▶ GIVEN EXERCISE
Extract the lines of the entries without any change, starting at the very first line and ending at the line that contains "y-tick-label: 600 [142, 319, 176, 335]", with both of those lines included.

Listings of elements and their boxes
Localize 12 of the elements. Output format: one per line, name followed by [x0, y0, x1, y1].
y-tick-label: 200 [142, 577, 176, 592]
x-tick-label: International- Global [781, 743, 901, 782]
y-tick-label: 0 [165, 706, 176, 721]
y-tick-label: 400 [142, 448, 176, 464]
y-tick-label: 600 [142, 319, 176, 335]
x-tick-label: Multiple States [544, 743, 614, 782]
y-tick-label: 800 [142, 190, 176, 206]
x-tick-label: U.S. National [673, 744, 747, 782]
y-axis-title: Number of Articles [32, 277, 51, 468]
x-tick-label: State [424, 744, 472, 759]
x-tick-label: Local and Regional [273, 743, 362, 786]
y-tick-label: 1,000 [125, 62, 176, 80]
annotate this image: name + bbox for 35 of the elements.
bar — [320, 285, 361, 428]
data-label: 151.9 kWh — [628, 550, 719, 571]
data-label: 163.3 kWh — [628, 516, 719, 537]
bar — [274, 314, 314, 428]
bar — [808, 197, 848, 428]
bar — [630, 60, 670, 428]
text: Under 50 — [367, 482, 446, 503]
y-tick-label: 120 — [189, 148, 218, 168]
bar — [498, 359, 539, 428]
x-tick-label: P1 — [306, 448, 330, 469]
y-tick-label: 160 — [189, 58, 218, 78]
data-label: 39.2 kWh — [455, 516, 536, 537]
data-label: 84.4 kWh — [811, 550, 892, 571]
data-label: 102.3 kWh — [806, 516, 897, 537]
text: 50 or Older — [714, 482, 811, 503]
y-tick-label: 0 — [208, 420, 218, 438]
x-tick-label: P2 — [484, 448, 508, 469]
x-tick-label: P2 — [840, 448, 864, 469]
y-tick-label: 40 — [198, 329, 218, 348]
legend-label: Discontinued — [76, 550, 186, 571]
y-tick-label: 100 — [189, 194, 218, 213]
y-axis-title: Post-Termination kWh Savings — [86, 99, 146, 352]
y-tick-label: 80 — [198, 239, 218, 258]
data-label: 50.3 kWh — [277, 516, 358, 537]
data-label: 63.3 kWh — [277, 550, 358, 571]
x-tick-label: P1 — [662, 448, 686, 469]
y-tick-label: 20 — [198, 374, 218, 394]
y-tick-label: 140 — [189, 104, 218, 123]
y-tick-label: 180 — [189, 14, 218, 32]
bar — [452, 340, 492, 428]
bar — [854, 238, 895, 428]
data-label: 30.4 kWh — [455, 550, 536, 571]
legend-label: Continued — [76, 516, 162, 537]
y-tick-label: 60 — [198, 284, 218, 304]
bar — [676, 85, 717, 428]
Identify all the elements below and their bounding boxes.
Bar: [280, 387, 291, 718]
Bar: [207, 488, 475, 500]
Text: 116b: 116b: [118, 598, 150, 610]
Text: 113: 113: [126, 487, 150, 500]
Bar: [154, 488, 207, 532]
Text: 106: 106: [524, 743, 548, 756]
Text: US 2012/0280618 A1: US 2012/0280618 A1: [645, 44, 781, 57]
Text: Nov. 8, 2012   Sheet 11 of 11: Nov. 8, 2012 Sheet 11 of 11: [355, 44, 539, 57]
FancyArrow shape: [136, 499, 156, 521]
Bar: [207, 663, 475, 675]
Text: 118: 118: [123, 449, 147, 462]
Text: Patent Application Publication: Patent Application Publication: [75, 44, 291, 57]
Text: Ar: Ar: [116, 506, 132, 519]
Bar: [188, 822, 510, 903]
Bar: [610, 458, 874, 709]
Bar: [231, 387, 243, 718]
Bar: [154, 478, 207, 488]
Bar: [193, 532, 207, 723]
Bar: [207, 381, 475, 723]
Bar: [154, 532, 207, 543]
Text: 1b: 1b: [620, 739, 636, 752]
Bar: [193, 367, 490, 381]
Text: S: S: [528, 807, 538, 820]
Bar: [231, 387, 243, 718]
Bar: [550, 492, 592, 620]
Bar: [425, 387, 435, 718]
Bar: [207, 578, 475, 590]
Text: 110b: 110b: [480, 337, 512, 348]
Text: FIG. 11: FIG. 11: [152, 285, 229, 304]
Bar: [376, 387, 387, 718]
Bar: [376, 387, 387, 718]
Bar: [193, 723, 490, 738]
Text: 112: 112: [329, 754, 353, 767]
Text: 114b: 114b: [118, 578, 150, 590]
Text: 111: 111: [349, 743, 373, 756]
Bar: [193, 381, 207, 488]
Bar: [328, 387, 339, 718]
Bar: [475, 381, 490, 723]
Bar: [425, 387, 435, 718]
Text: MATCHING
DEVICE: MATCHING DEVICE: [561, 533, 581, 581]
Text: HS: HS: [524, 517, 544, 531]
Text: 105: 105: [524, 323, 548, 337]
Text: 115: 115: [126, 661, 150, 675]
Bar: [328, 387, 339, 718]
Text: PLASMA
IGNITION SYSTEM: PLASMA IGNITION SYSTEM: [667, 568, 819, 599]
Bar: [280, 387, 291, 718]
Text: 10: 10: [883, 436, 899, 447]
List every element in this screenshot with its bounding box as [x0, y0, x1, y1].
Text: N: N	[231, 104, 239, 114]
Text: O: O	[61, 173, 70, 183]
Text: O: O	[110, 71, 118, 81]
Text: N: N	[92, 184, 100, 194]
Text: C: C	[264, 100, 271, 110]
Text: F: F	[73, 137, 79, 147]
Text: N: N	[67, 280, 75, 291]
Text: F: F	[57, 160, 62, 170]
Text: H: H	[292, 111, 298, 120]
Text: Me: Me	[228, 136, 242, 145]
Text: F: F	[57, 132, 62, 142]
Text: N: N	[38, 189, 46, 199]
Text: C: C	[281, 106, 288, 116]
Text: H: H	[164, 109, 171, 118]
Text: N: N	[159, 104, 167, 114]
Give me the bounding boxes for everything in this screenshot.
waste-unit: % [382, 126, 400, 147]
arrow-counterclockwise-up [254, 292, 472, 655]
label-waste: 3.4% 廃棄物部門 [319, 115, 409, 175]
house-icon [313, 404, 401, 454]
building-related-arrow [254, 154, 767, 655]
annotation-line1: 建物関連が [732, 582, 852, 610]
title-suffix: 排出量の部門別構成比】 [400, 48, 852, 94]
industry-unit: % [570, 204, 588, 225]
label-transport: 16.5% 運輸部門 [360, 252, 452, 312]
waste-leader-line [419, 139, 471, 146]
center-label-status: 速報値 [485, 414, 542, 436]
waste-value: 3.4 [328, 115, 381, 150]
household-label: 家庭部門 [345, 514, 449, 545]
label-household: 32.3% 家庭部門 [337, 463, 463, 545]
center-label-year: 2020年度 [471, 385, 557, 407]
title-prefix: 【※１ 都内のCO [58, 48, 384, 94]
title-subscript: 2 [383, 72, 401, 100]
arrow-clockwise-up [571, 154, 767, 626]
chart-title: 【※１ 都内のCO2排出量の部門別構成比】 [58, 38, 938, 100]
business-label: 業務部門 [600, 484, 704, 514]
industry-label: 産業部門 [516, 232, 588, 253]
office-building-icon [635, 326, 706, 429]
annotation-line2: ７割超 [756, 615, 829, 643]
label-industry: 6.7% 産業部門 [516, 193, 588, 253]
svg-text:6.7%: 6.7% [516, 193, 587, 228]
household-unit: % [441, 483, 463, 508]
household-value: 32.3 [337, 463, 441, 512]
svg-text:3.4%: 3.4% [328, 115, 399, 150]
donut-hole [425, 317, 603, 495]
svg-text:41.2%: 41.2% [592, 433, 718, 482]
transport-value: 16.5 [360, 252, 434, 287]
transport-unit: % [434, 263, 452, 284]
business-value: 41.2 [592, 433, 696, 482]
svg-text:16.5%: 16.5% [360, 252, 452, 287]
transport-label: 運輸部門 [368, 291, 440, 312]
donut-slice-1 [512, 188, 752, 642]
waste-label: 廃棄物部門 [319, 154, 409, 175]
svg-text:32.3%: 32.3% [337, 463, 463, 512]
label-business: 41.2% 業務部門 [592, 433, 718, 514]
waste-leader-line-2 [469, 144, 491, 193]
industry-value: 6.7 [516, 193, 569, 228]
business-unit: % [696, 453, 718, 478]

▶ FINAL RESULT
Localize 12 of the elements. Output format: one per line, name followed by [x0, y0, x1, y1].
y-tick-label: 200 [142, 577, 176, 592]
x-tick-label: International- Global [781, 743, 901, 782]
y-tick-label: 0 [165, 706, 176, 721]
y-tick-label: 400 [142, 448, 176, 464]
y-tick-label: 600 [142, 319, 176, 335]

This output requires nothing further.